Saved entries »
# # # # #

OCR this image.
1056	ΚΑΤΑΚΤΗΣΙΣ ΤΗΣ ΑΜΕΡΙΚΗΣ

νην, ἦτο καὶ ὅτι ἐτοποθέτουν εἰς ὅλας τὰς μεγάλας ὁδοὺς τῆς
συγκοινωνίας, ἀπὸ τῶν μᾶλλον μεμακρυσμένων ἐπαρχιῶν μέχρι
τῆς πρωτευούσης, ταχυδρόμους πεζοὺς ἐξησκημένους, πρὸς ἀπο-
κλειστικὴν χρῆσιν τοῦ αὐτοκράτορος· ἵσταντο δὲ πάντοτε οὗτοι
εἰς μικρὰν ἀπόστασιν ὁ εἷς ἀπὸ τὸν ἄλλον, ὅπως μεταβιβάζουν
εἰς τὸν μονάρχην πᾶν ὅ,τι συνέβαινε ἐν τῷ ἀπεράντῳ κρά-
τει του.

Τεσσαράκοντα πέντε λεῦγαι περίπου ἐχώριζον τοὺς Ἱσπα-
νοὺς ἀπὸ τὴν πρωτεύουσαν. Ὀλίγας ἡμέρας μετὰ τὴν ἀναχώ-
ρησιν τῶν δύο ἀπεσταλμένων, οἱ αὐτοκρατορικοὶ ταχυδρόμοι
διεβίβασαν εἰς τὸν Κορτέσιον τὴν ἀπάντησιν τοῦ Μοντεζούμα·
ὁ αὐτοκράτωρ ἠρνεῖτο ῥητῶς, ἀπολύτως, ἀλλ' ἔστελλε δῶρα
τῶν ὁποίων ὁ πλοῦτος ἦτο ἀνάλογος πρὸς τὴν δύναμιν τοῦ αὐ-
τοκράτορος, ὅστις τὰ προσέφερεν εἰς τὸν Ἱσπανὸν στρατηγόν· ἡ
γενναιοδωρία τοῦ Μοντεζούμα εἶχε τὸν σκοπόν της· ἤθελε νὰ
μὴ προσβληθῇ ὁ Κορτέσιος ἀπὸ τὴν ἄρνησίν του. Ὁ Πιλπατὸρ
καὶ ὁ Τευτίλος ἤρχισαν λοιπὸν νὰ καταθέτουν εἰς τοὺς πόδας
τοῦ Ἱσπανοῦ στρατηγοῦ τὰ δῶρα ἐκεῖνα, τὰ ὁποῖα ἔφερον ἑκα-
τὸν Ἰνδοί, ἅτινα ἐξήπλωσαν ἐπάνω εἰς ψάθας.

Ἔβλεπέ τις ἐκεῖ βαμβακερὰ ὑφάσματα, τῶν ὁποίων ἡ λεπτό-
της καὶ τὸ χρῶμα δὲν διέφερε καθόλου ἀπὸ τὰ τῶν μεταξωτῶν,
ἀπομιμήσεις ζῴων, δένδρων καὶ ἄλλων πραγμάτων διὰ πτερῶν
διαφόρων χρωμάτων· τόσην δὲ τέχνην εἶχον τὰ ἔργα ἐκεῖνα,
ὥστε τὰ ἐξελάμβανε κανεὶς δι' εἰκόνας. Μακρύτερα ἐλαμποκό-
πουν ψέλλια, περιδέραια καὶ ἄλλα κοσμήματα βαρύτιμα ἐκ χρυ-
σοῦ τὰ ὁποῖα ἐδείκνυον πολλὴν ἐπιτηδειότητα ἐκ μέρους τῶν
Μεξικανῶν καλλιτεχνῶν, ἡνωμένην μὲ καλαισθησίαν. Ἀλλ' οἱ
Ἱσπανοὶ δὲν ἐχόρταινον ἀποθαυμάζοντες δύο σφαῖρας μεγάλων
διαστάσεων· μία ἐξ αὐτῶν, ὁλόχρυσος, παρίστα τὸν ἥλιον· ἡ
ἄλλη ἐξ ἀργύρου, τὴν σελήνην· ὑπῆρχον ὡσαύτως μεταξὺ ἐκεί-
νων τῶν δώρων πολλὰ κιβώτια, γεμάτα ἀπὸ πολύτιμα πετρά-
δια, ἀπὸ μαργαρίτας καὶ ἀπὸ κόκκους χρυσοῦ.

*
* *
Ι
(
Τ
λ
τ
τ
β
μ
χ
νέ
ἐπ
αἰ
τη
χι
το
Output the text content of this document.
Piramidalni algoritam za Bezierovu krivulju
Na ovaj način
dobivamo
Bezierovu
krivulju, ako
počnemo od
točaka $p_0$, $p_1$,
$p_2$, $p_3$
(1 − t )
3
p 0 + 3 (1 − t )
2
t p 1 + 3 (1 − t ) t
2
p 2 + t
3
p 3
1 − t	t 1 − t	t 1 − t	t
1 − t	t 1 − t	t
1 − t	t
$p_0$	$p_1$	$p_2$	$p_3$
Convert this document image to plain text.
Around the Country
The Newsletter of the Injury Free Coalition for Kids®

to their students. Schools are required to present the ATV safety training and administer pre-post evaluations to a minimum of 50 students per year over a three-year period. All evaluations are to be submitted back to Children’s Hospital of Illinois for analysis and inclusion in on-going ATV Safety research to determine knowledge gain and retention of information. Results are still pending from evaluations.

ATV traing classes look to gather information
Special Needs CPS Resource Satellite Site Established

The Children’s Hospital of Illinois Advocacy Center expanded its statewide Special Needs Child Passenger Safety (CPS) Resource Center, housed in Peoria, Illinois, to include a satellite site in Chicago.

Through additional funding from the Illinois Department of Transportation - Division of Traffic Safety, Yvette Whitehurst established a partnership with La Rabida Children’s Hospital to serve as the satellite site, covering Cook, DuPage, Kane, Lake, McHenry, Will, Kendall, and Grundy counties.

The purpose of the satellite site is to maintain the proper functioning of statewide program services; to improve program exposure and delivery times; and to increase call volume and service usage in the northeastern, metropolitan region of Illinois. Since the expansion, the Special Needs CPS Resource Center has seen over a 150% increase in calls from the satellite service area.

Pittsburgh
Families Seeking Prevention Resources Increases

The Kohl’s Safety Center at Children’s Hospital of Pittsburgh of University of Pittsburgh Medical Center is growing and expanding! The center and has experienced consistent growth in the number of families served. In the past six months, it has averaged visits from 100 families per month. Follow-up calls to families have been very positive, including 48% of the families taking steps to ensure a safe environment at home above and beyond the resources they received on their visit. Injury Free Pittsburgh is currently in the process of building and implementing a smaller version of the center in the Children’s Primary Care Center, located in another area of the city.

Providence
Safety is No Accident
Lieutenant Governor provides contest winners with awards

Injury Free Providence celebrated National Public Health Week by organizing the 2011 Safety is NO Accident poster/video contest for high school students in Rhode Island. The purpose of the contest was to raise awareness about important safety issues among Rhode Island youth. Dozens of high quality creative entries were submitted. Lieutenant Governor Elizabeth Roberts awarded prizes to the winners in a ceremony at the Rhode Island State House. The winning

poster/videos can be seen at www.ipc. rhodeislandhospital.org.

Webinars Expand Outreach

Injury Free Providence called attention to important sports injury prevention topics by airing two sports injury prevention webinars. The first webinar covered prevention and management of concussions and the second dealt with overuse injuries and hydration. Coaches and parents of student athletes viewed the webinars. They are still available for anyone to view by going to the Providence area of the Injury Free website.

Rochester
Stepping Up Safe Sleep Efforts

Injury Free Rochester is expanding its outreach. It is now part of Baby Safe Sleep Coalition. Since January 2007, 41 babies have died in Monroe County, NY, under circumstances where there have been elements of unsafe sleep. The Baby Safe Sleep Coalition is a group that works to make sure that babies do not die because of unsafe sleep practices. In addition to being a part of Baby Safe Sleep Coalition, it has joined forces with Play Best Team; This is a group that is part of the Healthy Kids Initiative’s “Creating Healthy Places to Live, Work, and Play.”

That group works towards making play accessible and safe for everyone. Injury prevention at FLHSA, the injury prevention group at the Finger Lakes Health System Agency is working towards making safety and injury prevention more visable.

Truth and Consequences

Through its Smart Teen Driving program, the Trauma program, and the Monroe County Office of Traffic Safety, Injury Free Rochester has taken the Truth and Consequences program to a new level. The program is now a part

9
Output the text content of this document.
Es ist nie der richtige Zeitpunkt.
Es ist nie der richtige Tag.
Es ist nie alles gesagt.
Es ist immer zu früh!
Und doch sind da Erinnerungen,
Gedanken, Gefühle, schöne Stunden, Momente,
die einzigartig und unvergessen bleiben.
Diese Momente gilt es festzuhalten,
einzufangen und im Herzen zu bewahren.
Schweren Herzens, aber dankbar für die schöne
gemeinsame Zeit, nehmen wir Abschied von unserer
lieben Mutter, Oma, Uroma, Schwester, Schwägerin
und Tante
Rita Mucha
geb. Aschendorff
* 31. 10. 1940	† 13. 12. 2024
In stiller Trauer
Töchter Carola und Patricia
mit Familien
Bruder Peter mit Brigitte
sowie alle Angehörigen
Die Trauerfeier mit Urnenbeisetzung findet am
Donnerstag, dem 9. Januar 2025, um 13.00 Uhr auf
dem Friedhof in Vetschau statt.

# # # # #

Exercise » Out of the preceding entries, pull every line containing the string "Monroe".

Exercise result »
Injury Free Rochester is expanding its outreach. It is now part of Baby Safe Sleep Coalition. Since January 2007, 41 babies have died in Monroe County, NY, under circumstances where there have been elements of unsafe sleep. The Baby Safe Sleep Coalition is a group that works to make sure that babies do not die because of unsafe sleep practices. In addition to being a part of Baby Safe Sleep Coalition, it has joined forces with Play Best Team; This is a group that is part of the Healthy Kids Initiative’s “Creating Healthy Places to Live, Work, and Play.”
Through its Smart Teen Driving program, the Trauma program, and the Monroe County Office of Traffic Safety, Injury Free Rochester has taken the Truth and Consequences program to a new level. The program is now a part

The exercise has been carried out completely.